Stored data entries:
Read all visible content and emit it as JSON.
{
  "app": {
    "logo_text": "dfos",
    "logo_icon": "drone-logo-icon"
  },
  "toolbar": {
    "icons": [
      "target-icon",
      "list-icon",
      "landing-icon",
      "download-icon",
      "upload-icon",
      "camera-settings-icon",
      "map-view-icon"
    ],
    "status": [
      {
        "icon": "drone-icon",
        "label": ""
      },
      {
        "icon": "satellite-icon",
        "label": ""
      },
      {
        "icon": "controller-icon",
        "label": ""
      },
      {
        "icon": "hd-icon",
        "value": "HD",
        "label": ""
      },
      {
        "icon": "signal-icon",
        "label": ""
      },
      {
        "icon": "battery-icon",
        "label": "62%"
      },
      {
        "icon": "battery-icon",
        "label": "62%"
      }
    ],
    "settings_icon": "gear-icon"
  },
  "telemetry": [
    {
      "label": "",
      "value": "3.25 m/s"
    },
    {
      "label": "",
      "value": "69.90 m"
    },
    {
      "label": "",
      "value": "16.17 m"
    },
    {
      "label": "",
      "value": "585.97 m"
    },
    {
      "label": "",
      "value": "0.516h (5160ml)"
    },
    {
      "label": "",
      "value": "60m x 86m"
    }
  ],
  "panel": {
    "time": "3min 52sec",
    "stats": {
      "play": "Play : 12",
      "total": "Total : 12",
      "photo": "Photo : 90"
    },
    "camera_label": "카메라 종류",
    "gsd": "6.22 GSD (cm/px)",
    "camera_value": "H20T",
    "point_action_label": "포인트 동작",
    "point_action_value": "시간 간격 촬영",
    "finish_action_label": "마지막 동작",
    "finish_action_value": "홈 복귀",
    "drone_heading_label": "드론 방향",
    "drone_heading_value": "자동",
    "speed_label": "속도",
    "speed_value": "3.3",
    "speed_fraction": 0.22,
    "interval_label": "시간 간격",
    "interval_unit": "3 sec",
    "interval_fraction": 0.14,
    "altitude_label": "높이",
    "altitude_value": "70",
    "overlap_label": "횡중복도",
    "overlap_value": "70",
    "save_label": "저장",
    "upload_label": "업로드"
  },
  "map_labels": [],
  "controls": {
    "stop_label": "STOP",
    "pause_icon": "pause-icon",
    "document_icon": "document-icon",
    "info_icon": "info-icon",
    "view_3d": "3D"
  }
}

### [Directions]
Can you reproduce all the material exactly?

### [Final answer]
Read all visible content and emit it as JSON.
{
  "app": {
    "logo_text": "dfos",
    "logo_icon": "drone-logo-icon"
  },
  "toolbar": {
    "icons": [
      "target-icon",
      "list-icon",
      "landing-icon",
      "download-icon",
      "upload-icon",
      "camera-settings-icon",
      "map-view-icon"
    ],
    "status": [
      {
        "icon": "drone-icon",
        "label": ""
      },
      {
        "icon": "satellite-icon",
        "label": ""
      },
      {
        "icon": "controller-icon",
        "label": ""
      },
      {
        "icon": "hd-icon",
        "value": "HD",
        "label": ""
      },
      {
        "icon": "signal-icon",
        "label": ""
      },
      {
        "icon": "battery-icon",
        "label": "62%"
      },
      {
        "icon": "battery-icon",
        "label": "62%"
      }
    ],
    "settings_icon": "gear-icon"
  },
  "telemetry": [
    {
      "label": "",
      "value": "3.25 m/s"
    },
    {
      "label": "",
      "value": "69.90 m"
    },
    {
      "label": "",
      "value": "16.17 m"
    },
    {
      "label": "",
      "value": "585.97 m"
    },
    {
      "label": "",
      "value": "0.516h (5160ml)"
    },
    {
      "label": "",
      "value": "60m x 86m"
    }
  ],
  "panel": {
    "time": "3min 52sec",
    "stats": {
      "play": "Play : 12",
      "total": "Total : 12",
      "photo": "Photo : 90"
    },
    "camera_label": "카메라 종류",
    "gsd": "6.22 GSD (cm/px)",
    "camera_value": "H20T",
    "point_action_label": "포인트 동작",
    "point_action_value": "시간 간격 촬영",
    "finish_action_label": "마지막 동작",
    "finish_action_value": "홈 복귀",
    "drone_heading_label": "드론 방향",
    "drone_heading_value": "자동",
    "speed_label": "속도",
    "speed_value": "3.3",
    "speed_fraction": 0.22,
    "interval_label": "시간 간격",
    "interval_unit": "3 sec",
    "interval_fraction": 0.14,
    "altitude_label": "높이",
    "altitude_value": "70",
    "overlap_label": "횡중복도",
    "overlap_value": "70",
    "save_label": "저장",
    "upload_label": "업로드"
  },
  "map_labels": [],
  "controls": {
    "stop_label": "STOP",
    "pause_icon": "pause-icon",
    "document_icon": "document-icon",
    "info_icon": "info-icon",
    "view_3d": "3D"
  }
}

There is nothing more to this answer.